■ TASK TO CARRY OUT: Repeat the listing in full, preserving every character.

Raw records:
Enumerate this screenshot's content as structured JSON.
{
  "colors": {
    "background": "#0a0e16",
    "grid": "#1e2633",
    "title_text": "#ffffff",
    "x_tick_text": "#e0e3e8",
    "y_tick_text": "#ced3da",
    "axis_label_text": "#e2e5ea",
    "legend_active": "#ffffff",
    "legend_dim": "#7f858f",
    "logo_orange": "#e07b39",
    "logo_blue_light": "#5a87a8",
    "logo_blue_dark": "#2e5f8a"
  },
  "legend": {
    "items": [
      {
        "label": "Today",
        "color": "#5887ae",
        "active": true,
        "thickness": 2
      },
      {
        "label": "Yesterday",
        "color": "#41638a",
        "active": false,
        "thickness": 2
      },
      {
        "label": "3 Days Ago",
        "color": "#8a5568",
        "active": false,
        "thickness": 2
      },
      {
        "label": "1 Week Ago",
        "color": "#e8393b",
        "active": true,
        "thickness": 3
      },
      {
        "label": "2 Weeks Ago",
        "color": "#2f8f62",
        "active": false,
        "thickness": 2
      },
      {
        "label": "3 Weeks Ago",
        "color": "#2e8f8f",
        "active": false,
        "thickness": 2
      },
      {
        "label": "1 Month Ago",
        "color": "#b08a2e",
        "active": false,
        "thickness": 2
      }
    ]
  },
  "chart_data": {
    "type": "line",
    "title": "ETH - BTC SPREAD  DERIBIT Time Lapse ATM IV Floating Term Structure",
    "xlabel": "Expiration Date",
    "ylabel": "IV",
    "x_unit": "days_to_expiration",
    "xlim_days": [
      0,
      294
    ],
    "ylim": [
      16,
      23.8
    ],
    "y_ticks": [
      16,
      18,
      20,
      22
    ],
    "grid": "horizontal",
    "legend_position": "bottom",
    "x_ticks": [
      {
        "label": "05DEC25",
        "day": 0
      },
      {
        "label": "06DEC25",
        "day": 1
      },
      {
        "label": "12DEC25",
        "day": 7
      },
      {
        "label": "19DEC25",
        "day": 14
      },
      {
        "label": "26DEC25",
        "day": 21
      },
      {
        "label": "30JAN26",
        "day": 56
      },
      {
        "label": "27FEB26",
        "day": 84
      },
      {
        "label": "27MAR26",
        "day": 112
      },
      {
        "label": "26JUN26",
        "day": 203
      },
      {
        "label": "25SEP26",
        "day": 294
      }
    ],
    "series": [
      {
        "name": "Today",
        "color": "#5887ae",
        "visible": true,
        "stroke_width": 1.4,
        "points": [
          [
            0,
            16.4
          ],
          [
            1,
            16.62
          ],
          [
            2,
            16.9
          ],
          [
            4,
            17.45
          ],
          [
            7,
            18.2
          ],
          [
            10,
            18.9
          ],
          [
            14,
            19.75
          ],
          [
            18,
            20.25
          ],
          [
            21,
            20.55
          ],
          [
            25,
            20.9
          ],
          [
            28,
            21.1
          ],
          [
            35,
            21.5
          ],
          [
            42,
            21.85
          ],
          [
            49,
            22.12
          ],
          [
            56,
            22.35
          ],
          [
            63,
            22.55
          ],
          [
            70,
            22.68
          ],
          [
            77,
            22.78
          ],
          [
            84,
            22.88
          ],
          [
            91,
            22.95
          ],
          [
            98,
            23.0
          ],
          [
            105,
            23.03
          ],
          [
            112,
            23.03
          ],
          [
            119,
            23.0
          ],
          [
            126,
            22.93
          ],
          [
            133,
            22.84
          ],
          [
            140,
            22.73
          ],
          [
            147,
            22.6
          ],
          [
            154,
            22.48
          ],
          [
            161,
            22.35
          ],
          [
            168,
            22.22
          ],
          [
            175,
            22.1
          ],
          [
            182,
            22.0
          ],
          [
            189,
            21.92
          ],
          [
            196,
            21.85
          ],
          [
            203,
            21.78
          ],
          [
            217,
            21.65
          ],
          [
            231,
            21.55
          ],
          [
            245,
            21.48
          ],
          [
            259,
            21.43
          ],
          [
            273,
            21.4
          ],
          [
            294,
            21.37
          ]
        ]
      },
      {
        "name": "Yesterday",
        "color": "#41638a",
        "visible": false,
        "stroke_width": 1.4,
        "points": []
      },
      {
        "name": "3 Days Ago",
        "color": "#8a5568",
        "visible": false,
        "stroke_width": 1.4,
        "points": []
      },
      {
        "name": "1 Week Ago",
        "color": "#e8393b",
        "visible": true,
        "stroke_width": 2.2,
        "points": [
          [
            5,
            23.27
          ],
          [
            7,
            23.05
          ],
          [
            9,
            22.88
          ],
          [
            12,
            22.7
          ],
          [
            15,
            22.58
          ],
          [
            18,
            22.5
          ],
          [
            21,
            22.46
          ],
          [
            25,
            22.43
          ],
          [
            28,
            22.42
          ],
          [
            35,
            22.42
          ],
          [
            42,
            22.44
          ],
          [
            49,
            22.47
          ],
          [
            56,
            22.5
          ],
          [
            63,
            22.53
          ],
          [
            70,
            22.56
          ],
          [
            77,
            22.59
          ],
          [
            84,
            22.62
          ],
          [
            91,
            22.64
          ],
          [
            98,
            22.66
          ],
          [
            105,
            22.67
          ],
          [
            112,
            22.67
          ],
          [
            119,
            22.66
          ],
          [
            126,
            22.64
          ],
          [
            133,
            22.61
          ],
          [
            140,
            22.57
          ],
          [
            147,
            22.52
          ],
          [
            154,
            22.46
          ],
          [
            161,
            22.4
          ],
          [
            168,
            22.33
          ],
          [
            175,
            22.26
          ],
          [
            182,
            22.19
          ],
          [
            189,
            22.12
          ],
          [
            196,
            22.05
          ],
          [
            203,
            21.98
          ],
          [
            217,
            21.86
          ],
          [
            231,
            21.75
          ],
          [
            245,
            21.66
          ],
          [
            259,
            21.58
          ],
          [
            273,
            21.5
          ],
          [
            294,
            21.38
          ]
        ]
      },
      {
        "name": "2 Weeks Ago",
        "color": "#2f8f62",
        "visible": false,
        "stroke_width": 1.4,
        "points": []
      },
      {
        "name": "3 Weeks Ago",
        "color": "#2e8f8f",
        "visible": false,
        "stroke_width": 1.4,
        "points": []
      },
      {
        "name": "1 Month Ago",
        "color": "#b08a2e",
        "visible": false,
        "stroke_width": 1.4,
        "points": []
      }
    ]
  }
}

■ TASK ANSWER:
Enumerate this screenshot's content as structured JSON.
{
  "colors": {
    "background": "#0a0e16",
    "grid": "#1e2633",
    "title_text": "#ffffff",
    "x_tick_text": "#e0e3e8",
    "y_tick_text": "#ced3da",
    "axis_label_text": "#e2e5ea",
    "legend_active": "#ffffff",
    "legend_dim": "#7f858f",
    "logo_orange": "#e07b39",
    "logo_blue_light": "#5a87a8",
    "logo_blue_dark": "#2e5f8a"
  },
  "legend": {
    "items": [
      {
        "label": "Today",
        "color": "#5887ae",
        "active": true,
        "thickness": 2
      },
      {
        "label": "Yesterday",
        "color": "#41638a",
        "active": false,
        "thickness": 2
      },
      {
        "label": "3 Days Ago",
        "color": "#8a5568",
        "active": false,
        "thickness": 2
      },
      {
        "label": "1 Week Ago",
        "color": "#e8393b",
        "active": true,
        "thickness": 3
      },
      {
        "label": "2 Weeks Ago",
        "color": "#2f8f62",
        "active": false,
        "thickness": 2
      },
      {
        "label": "3 Weeks Ago",
        "color": "#2e8f8f",
        "active": false,
        "thickness": 2
      },
      {
        "label": "1 Month Ago",
        "color": "#b08a2e",
        "active": false,
        "thickness": 2
      }
    ]
  },
  "chart_data": {
    "type": "line",
    "title": "ETH - BTC SPREAD  DERIBIT Time Lapse ATM IV Floating Term Structure",
    "xlabel": "Expiration Date",
    "ylabel": "IV",
    "x_unit": "days_to_expiration",
    "xlim_days": [
      0,
      294
    ],
    "ylim": [
      16,
      23.8
    ],
    "y_ticks": [
      16,
      18,
      20,
      22
    ],
    "grid": "horizontal",
    "legend_position": "bottom",
    "x_ticks": [
      {
        "label": "05DEC25",
        "day": 0
      },
      {
        "label": "06DEC25",
        "day": 1
      },
      {
        "label": "12DEC25",
        "day": 7
      },
      {
        "label": "19DEC25",
        "day": 14
      },
      {
        "label": "26DEC25",
        "day": 21
      },
      {
        "label": "30JAN26",
        "day": 56
      },
      {
        "label": "27FEB26",
        "day": 84
      },
      {
        "label": "27MAR26",
        "day": 112
      },
      {
        "label": "26JUN26",
        "day": 203
      },
      {
        "label": "25SEP26",
        "day": 294
      }
    ],
    "series": [
      {
        "name": "Today",
        "color": "#5887ae",
        "visible": true,
        "stroke_width": 1.4,
        "points": [
          [
            0,
            16.4
          ],
          [
            1,
            16.62
          ],
          [
            2,
            16.9
          ],
          [
            4,
            17.45
          ],
          [
            7,
            18.2
          ],
          [
            10,
            18.9
          ],
          [
            14,
            19.75
          ],
          [
            18,
            20.25
          ],
          [
            21,
            20.55
          ],
          [
            25,
            20.9
          ],
          [
            28,
            21.1
          ],
          [
            35,
            21.5
          ],
          [
            42,
            21.85
          ],
          [
            49,
            22.12
          ],
          [
            56,
            22.35
          ],
          [
            63,
            22.55
          ],
          [
            70,
            22.68
          ],
          [
            77,
            22.78
          ],
          [
            84,
            22.88
          ],
          [
            91,
            22.95
          ],
          [
            98,
            23.0
          ],
          [
            105,
            23.03
          ],
          [
            112,
            23.03
          ],
          [
            119,
            23.0
          ],
          [
            126,
            22.93
          ],
          [
            133,
            22.84
          ],
          [
            140,
            22.73
          ],
          [
            147,
            22.6
          ],
          [
            154,
            22.48
          ],
          [
            161,
            22.35
          ],
          [
            168,
            22.22
          ],
          [
            175,
            22.1
          ],
          [
            182,
            22.0
          ],
          [
            189,
            21.92
          ],
          [
            196,
            21.85
          ],
          [
            203,
            21.78
          ],
          [
            217,
            21.65
          ],
          [
            231,
            21.55
          ],
          [
            245,
            21.48
          ],
          [
            259,
            21.43
          ],
          [
            273,
            21.4
          ],
          [
            294,
            21.37
          ]
        ]
      },
      {
        "name": "Yesterday",
        "color": "#41638a",
        "visible": false,
        "stroke_width": 1.4,
        "points": []
      },
      {
        "name": "3 Days Ago",
        "color": "#8a5568",
        "visible": false,
        "stroke_width": 1.4,
        "points": []
      },
      {
        "name": "1 Week Ago",
        "color": "#e8393b",
        "visible": true,
        "stroke_width": 2.2,
        "points": [
          [
            5,
            23.27
          ],
          [
            7,
            23.05
          ],
          [
            9,
            22.88
          ],
          [
            12,
            22.7
          ],
          [
            15,
            22.58
          ],
          [
            18,
            22.5
          ],
          [
            21,
            22.46
          ],
          [
            25,
            22.43
          ],
          [
            28,
            22.42
          ],
          [
            35,
            22.42
          ],
          [
            42,
            22.44
          ],
          [
            49,
            22.47
          ],
          [
            56,
            22.5
          ],
          [
            63,
            22.53
          ],
          [
            70,
            22.56
          ],
          [
            77,
            22.59
          ],
          [
            84,
            22.62
          ],
          [
            91,
            22.64
          ],
          [
            98,
            22.66
          ],
          [
            105,
            22.67
          ],
          [
            112,
            22.67
          ],
          [
            119,
            22.66
          ],
          [
            126,
            22.64
          ],
          [
            133,
            22.61
          ],
          [
            140,
            22.57
          ],
          [
            147,
            22.52
          ],
          [
            154,
            22.46
          ],
          [
            161,
            22.4
          ],
          [
            168,
            22.33
          ],
          [
            175,
            22.26
          ],
          [
            182,
            22.19
          ],
          [
            189,
            22.12
          ],
          [
            196,
            22.05
          ],
          [
            203,
            21.98
          ],
          [
            217,
            21.86
          ],
          [
            231,
            21.75
          ],
          [
            245,
            21.66
          ],
          [
            259,
            21.58
          ],
          [
            273,
            21.5
          ],
          [
            294,
            21.38
          ]
        ]
      },
      {
        "name": "2 Weeks Ago",
        "color": "#2f8f62",
        "visible": false,
        "stroke_width": 1.4,
        "points": []
      },
      {
        "name": "3 Weeks Ago",
        "color": "#2e8f8f",
        "visible": false,
        "stroke_width": 1.4,
        "points": []
      },
      {
        "name": "1 Month Ago",
        "color": "#b08a2e",
        "visible": false,
        "stroke_width": 1.4,
        "points": []
      }
    ]
  }
}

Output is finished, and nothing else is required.